▸ Required work: Find every line with "JSON" in it, then report how many there are and nothing more.

┏━━

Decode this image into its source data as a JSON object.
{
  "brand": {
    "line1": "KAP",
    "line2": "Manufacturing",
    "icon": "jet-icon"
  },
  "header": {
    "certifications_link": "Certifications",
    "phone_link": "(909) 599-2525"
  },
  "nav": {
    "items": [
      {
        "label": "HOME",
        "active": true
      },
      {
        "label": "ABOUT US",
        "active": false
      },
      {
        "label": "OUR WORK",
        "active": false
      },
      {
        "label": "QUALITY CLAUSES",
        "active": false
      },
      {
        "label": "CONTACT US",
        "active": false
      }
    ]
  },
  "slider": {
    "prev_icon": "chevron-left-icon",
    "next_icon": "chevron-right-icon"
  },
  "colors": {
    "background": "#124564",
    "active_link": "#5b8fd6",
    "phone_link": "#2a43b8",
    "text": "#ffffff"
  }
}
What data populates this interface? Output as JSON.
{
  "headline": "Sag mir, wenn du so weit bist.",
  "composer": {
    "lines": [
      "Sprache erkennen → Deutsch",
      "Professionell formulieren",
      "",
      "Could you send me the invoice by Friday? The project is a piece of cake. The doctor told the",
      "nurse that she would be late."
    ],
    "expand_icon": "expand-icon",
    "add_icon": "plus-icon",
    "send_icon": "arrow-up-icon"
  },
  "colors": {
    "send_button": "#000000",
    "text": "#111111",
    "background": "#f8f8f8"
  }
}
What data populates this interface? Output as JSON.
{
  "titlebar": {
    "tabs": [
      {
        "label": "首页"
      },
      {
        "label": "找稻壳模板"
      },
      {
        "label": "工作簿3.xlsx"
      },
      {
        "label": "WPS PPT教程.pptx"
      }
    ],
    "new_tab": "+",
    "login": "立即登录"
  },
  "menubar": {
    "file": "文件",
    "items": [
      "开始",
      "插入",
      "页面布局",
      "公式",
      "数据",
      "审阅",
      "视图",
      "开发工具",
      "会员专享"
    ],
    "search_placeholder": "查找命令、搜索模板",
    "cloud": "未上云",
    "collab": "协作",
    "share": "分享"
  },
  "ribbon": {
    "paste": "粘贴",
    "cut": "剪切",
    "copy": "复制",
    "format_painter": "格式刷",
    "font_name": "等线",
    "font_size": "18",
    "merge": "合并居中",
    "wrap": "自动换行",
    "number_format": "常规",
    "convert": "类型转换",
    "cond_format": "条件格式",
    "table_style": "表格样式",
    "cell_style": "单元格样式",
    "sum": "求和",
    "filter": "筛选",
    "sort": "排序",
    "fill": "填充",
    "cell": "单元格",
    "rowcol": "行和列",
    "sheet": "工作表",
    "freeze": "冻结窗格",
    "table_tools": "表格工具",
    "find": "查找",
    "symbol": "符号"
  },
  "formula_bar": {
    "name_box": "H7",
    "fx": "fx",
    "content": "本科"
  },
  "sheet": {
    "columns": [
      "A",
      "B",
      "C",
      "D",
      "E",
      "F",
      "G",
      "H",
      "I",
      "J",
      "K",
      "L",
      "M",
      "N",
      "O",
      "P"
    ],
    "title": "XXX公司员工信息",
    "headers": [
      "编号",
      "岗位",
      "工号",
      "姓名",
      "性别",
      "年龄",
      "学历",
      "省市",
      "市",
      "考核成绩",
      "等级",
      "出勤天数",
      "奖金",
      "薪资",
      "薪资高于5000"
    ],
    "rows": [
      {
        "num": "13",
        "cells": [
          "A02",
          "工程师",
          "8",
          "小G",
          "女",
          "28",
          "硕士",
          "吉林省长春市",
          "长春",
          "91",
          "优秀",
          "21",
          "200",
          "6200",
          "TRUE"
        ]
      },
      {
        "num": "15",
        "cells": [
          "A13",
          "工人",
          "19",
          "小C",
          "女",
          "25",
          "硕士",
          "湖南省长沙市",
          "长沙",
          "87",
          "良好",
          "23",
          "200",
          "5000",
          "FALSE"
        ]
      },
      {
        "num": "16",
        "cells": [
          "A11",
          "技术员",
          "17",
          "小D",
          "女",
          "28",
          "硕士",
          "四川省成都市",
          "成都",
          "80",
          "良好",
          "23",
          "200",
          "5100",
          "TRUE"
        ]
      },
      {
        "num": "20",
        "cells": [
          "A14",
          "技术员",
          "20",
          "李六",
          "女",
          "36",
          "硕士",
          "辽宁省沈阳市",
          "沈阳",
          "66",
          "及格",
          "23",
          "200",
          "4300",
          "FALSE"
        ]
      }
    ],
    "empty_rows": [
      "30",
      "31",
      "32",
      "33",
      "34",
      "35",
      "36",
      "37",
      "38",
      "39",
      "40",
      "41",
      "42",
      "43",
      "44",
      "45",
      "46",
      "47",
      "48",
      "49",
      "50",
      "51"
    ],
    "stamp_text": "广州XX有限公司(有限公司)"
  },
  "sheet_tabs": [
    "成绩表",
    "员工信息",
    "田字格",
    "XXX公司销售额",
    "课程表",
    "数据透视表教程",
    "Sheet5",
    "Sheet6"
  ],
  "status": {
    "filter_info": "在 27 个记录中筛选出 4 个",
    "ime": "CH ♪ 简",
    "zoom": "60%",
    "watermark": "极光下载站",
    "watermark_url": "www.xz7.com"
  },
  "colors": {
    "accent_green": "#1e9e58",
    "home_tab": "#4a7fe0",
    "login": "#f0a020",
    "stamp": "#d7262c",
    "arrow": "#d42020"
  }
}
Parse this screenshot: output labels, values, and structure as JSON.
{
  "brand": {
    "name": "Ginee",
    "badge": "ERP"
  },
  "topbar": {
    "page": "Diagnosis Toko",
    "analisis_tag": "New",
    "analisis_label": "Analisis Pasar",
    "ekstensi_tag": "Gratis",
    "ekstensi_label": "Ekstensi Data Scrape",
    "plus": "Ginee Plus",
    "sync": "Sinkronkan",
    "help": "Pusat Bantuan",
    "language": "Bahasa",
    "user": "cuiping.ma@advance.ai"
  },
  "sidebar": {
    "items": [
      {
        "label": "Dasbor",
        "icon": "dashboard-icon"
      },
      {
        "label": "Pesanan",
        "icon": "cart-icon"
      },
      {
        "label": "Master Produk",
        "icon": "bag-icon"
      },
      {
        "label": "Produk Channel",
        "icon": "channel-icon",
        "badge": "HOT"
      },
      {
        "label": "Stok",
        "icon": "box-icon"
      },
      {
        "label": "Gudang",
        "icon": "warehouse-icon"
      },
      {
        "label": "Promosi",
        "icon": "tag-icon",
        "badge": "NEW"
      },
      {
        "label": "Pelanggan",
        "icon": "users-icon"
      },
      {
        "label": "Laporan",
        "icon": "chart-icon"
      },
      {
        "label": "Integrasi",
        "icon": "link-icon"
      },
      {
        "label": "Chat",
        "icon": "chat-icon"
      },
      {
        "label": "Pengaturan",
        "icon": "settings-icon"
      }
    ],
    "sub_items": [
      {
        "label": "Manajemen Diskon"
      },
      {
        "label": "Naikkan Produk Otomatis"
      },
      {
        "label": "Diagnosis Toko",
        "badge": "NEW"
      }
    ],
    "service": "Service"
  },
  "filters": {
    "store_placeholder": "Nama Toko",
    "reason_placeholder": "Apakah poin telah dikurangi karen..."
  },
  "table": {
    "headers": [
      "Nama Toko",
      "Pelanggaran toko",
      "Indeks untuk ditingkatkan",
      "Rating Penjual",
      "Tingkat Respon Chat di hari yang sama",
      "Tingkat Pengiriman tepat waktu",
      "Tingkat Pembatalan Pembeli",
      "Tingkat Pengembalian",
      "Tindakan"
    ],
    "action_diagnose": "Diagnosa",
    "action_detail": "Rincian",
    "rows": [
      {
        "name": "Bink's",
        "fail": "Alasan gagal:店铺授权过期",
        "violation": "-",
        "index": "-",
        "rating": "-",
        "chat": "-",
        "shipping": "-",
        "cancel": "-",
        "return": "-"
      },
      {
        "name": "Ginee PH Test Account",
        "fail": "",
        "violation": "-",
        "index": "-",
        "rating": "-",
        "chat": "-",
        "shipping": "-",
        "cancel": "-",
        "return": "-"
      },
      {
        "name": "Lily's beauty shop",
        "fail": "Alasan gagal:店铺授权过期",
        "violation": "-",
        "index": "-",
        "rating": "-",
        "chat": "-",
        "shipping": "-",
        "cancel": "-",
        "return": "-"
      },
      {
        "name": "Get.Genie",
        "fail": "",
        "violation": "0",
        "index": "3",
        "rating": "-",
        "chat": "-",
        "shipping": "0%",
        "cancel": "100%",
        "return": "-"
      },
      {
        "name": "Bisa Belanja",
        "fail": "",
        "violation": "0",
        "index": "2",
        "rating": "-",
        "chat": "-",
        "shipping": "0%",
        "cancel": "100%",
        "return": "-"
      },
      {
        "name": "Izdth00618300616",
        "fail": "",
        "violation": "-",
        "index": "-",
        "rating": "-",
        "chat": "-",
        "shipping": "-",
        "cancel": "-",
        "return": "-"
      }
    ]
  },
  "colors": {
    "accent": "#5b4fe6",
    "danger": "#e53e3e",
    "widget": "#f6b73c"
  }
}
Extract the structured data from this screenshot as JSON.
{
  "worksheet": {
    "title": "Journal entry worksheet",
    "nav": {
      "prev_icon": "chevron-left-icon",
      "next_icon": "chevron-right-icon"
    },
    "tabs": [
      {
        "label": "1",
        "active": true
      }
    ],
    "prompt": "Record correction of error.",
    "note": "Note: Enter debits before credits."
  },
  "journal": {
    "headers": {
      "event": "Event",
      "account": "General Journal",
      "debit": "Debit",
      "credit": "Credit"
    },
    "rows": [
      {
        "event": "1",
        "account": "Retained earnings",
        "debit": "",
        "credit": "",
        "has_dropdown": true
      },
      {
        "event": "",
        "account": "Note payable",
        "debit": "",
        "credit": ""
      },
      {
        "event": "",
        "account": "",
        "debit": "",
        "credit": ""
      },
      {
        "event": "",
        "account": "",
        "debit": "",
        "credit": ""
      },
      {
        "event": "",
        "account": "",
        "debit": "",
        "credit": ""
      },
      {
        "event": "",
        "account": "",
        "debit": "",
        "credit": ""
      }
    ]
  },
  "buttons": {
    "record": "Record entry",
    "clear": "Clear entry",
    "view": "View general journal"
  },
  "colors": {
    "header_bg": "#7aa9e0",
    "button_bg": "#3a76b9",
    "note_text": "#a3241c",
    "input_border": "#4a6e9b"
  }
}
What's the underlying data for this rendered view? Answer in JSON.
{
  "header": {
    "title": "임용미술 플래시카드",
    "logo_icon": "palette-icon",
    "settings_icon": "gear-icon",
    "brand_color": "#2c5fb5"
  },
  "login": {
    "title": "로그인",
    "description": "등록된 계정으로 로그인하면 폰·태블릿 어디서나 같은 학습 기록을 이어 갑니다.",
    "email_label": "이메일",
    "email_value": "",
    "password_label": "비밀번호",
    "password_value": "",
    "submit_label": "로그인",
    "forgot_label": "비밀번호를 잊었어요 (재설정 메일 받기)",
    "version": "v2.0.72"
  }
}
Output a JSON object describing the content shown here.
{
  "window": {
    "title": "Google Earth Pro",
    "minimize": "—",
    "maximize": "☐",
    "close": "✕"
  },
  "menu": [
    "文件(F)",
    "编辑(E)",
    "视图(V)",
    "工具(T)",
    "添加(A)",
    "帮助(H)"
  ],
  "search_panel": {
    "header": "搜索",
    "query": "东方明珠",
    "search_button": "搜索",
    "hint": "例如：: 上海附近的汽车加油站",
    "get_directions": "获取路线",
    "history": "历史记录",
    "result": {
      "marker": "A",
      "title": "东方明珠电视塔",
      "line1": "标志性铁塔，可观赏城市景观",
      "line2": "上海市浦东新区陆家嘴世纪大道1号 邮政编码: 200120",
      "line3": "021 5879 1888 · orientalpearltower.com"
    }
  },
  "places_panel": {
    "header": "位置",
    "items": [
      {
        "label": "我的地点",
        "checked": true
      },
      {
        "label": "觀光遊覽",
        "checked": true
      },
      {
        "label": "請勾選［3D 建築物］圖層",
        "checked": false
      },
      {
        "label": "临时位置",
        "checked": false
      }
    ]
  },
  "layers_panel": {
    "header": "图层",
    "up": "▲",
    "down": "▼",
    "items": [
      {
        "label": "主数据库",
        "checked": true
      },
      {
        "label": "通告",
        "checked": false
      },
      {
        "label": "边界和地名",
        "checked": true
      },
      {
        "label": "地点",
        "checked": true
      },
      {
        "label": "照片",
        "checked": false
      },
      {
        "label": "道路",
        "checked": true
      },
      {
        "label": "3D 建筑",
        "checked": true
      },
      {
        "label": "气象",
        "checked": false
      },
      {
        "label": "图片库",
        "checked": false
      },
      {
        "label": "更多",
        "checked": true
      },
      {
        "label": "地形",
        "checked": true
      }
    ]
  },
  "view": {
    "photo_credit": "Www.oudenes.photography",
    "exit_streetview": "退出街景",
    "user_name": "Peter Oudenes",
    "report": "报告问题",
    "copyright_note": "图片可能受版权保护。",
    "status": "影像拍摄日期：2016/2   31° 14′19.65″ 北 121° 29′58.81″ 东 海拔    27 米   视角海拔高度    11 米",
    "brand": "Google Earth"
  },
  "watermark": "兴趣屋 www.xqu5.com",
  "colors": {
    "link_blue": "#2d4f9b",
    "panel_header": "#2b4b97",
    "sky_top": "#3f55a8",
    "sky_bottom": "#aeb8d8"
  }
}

┗━━

▸ Reply: 7